:: Goal ::
Repeat each line of the material below exactly as it appears, minus any pictures.
↓
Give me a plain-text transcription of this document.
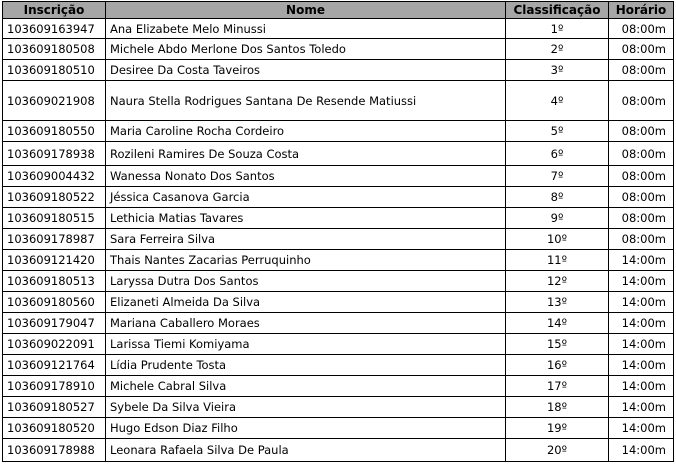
Inscrição	Nome	Classificação	Horário
103609163947	Ana Elizabete Melo Minussi	1º	08:00m
103609180508	Michele Abdo Merlone Dos Santos Toledo	2º	08:00m
103609180510	Desiree Da Costa Taveiros	3º	08:00m
103609021908	Naura Stella Rodrigues Santana De Resende Matiussi	4º	08:00m
103609180550	Maria Caroline Rocha Cordeiro	5º	08:00m
103609178938	Rozileni Ramires De Souza Costa	6º	08:00m
103609004432	Wanessa Nonato Dos Santos	7º	08:00m
103609180522	Jéssica Casanova Garcia	8º	08:00m
103609180515	Lethicia Matias Tavares	9º	08:00m
103609178987	Sara Ferreira Silva	10º	08:00m
103609121420	Thais Nantes Zacarias Perruquinho	11º	14:00m
103609180513	Laryssa Dutra Dos Santos	12º	14:00m
103609180560	Elizaneti Almeida Da Silva	13º	14:00m
103609179047	Mariana Caballero Moraes	14º	14:00m
103609022091	Larissa Tiemi Komiyama	15º	14:00m
103609121764	Lídia Prudente Tosta	16º	14:00m
103609178910	Michele Cabral Silva	17º	14:00m
103609180527	Sybele Da Silva Vieira	18º	14:00m
103609180520	Hugo Edson Diaz Filho	19º	14:00m
103609178988	Leonara Rafaela Silva De Paula	20º	14:00m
↑
:: Answer in full ::
Give me a plain-text transcription of this document.
Inscrição	Nome	Classificação	Horário
103609163947	Ana Elizabete Melo Minussi	1º	08:00m
103609180508	Michele Abdo Merlone Dos Santos Toledo	2º	08:00m
103609180510	Desiree Da Costa Taveiros	3º	08:00m
103609021908	Naura Stella Rodrigues Santana De Resende Matiussi	4º	08:00m
103609180550	Maria Caroline Rocha Cordeiro	5º	08:00m
103609178938	Rozileni Ramires De Souza Costa	6º	08:00m
103609004432	Wanessa Nonato Dos Santos	7º	08:00m
103609180522	Jéssica Casanova Garcia	8º	08:00m
103609180515	Lethicia Matias Tavares	9º	08:00m
103609178987	Sara Ferreira Silva	10º	08:00m
103609121420	Thais Nantes Zacarias Perruquinho	11º	14:00m
103609180513	Laryssa Dutra Dos Santos	12º	14:00m
103609180560	Elizaneti Almeida Da Silva	13º	14:00m
103609179047	Mariana Caballero Moraes	14º	14:00m
103609022091	Larissa Tiemi Komiyama	15º	14:00m
103609121764	Lídia Prudente Tosta	16º	14:00m
103609178910	Michele Cabral Silva	17º	14:00m
103609180527	Sybele Da Silva Vieira	18º	14:00m
103609180520	Hugo Edson Diaz Filho	19º	14:00m
103609178988	Leonara Rafaela Silva De Paula	20º	14:00m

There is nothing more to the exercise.